STATED GOAL →
Separate out the lines that hold "this".

EXERCISE DATA →
>>>>>

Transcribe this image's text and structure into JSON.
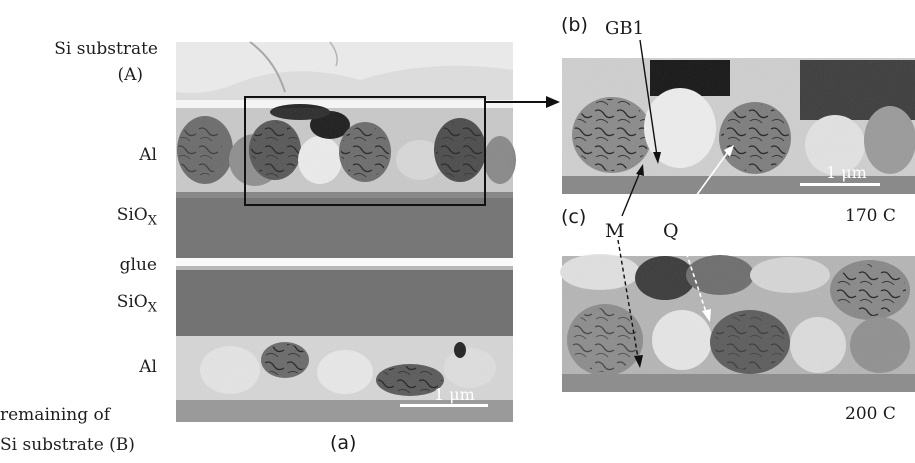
{
  "figure": {
    "left_labels": {
      "si_substrate_a_line1": "Si substrate",
      "si_substrate_a_line2": "(A)",
      "al_top": "Al",
      "siox_top": "SiO",
      "siox_top_sub": "X",
      "glue": "glue",
      "siox_bottom": "SiO",
      "siox_bottom_sub": "X",
      "al_bottom": "Al",
      "remaining_line1": "remaining of",
      "remaining_line2": "Si substrate (B)"
    },
    "panel_a": {
      "letter": "(a)",
      "scale_bar": "1 μm"
    },
    "panel_b": {
      "letter": "(b)",
      "annotation_gb1": "GB1",
      "scale_bar": "1 μm",
      "temperature": "170 C"
    },
    "panel_c": {
      "letter": "(c)",
      "annotation_m": "M",
      "annotation_q": "Q",
      "temperature": "200 C"
    }
  }
}
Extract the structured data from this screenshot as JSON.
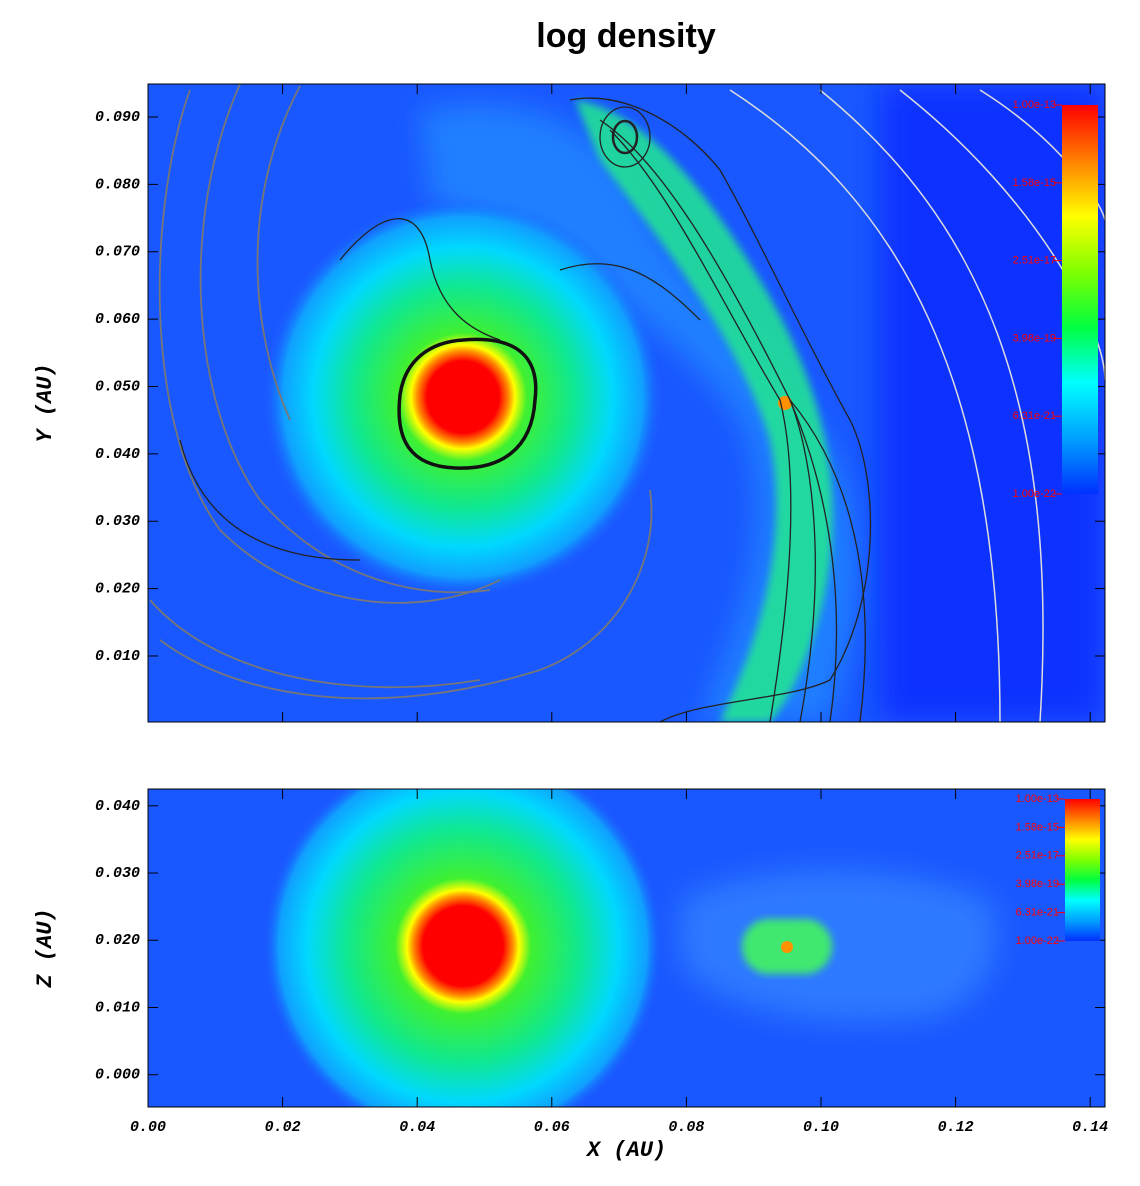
{
  "chart_data": [
    {
      "type": "heatmap",
      "title": "log density",
      "ylabel": "Y (AU)",
      "xlim": [
        0,
        0.1422
      ],
      "ylim": [
        0.0002,
        0.0949
      ],
      "xticks": [
        0,
        0.02,
        0.04,
        0.06,
        0.08,
        0.1,
        0.12,
        0.14
      ],
      "yticks": [
        {
          "value": 0.01,
          "label": "0.010"
        },
        {
          "value": 0.02,
          "label": "0.020"
        },
        {
          "value": 0.03,
          "label": "0.030"
        },
        {
          "value": 0.04,
          "label": "0.040"
        },
        {
          "value": 0.05,
          "label": "0.050"
        },
        {
          "value": 0.06,
          "label": "0.060"
        },
        {
          "value": 0.07,
          "label": "0.070"
        },
        {
          "value": 0.08,
          "label": "0.080"
        },
        {
          "value": 0.09,
          "label": "0.090"
        }
      ],
      "colorbar": {
        "log": true,
        "clim": [
          1e-22,
          1e-13
        ],
        "colors": [
          "#0030ff",
          "#00a0ff",
          "#00ffff",
          "#00ff40",
          "#80ff00",
          "#ffff00",
          "#ff8000",
          "#ff0000"
        ],
        "ticks": [
          {
            "value": 1e-13,
            "label": "1.00e-13"
          },
          {
            "value": 1.58e-15,
            "label": "1.58e-15"
          },
          {
            "value": 2.51e-17,
            "label": "2.51e-17"
          },
          {
            "value": 3.98e-19,
            "label": "3.98e-19"
          },
          {
            "value": 6.31e-21,
            "label": "6.31e-21"
          },
          {
            "value": 1e-22,
            "label": "1.00e-22"
          }
        ]
      }
    },
    {
      "type": "heatmap",
      "ylabel": "Z (AU)",
      "xlabel": "X (AU)",
      "xlim": [
        0,
        0.1422
      ],
      "ylim": [
        -0.0048,
        0.0425
      ],
      "xticks": [
        {
          "value": 0,
          "label": "0.00"
        },
        {
          "value": 0.02,
          "label": "0.02"
        },
        {
          "value": 0.04,
          "label": "0.04"
        },
        {
          "value": 0.06,
          "label": "0.06"
        },
        {
          "value": 0.08,
          "label": "0.08"
        },
        {
          "value": 0.1,
          "label": "0.10"
        },
        {
          "value": 0.12,
          "label": "0.12"
        },
        {
          "value": 0.14,
          "label": "0.14"
        }
      ],
      "yticks": [
        {
          "value": 0,
          "label": "0.000"
        },
        {
          "value": 0.01,
          "label": "0.010"
        },
        {
          "value": 0.02,
          "label": "0.020"
        },
        {
          "value": 0.03,
          "label": "0.030"
        },
        {
          "value": 0.04,
          "label": "0.040"
        }
      ],
      "colorbar": {
        "log": true,
        "clim": [
          1e-22,
          1e-13
        ],
        "colors": [
          "#0030ff",
          "#00a0ff",
          "#00ffff",
          "#00ff40",
          "#80ff00",
          "#ffff00",
          "#ff8000",
          "#ff0000"
        ],
        "ticks": [
          {
            "value": 1e-13,
            "label": "1.00e-13"
          },
          {
            "value": 1.58e-15,
            "label": "1.58e-15"
          },
          {
            "value": 2.51e-17,
            "label": "2.51e-17"
          },
          {
            "value": 3.98e-19,
            "label": "3.98e-19"
          },
          {
            "value": 6.31e-21,
            "label": "6.31e-21"
          },
          {
            "value": 1e-22,
            "label": "1.00e-22"
          }
        ]
      }
    }
  ]
}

<<<<<

FULL OUTPUT →
Transcribe this image's text and structure into JSON.
Extract the structured data from this screenshot as JSON.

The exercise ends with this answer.